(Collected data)
________________

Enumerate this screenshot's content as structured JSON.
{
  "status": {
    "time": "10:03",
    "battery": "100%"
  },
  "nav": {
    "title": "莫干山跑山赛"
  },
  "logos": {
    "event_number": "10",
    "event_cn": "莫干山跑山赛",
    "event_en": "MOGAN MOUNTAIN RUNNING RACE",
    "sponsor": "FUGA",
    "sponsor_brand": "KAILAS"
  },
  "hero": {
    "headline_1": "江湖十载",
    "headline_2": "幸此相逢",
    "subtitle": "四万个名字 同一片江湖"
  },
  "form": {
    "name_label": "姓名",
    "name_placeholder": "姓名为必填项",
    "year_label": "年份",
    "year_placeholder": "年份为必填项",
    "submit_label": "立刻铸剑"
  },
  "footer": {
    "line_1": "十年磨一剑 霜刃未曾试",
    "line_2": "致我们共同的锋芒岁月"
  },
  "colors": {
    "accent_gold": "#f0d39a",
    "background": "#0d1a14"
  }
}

________________

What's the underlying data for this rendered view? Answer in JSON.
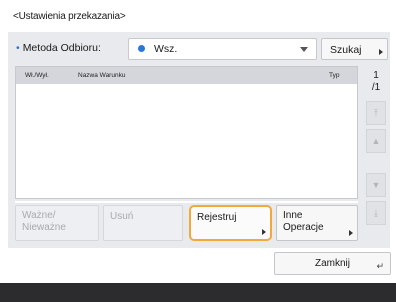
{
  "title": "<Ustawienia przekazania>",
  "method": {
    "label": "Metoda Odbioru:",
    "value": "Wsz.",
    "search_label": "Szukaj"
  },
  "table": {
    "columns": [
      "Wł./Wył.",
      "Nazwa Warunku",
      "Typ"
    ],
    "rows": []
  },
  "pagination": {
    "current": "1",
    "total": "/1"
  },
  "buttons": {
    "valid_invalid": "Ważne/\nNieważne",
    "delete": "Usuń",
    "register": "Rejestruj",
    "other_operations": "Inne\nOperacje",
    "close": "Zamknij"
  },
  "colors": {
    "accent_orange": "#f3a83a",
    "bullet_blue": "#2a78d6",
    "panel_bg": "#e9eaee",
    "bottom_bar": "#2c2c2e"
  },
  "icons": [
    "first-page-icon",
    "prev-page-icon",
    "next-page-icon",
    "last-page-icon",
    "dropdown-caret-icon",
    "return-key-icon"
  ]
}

________________

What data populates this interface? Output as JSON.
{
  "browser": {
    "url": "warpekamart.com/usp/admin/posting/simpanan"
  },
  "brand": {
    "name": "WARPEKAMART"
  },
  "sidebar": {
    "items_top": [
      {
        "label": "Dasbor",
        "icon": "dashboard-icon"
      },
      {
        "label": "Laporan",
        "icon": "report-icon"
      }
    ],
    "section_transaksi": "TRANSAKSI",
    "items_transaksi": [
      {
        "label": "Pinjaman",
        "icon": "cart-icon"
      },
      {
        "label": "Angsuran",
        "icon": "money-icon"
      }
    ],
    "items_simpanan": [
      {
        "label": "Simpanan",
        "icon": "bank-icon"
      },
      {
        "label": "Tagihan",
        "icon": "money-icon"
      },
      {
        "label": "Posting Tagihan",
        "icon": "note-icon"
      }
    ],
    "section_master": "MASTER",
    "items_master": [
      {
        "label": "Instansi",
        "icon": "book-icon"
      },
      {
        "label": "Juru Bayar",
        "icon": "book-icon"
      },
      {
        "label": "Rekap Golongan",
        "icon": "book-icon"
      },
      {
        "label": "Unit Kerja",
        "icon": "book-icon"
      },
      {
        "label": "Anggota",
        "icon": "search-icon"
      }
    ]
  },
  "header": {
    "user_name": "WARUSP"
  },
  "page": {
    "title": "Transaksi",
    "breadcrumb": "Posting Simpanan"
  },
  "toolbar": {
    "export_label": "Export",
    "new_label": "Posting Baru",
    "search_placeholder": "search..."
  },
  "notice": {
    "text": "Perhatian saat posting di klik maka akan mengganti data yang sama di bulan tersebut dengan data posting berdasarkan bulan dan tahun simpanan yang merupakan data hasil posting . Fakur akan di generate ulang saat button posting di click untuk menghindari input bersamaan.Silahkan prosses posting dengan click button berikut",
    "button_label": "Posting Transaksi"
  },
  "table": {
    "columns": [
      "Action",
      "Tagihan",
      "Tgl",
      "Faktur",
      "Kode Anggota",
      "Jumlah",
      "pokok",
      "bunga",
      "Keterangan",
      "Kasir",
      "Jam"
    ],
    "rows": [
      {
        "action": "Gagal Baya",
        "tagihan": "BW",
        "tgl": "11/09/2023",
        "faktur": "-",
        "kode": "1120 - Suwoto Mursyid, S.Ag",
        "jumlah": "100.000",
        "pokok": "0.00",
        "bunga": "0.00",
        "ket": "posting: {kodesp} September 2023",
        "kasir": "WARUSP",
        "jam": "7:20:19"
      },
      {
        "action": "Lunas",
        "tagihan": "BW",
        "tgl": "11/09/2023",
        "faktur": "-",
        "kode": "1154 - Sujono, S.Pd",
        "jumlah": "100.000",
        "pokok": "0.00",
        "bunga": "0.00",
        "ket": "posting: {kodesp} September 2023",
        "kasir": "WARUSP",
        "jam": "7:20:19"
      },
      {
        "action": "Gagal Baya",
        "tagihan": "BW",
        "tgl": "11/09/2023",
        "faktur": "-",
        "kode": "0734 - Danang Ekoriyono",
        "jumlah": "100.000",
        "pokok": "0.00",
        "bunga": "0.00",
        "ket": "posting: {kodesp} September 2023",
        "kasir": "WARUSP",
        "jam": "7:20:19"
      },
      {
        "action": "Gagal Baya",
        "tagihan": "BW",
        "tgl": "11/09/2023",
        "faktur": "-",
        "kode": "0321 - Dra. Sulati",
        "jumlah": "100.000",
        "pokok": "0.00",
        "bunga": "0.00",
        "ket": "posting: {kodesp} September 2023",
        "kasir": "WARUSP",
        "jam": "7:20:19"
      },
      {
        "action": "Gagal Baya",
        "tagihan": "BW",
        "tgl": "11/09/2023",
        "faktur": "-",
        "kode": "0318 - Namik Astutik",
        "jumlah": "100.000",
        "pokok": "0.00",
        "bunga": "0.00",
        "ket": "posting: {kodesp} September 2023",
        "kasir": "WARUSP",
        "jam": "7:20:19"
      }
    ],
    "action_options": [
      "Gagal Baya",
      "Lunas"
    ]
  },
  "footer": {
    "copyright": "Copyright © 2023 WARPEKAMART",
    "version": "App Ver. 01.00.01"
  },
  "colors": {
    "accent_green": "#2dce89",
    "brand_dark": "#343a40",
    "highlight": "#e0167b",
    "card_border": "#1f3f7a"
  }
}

________________

- [Problem to work on]:
Among the entries, how many lines include the word "page"? Answer with a single number and nothing further.

- [Answer for the task]:
5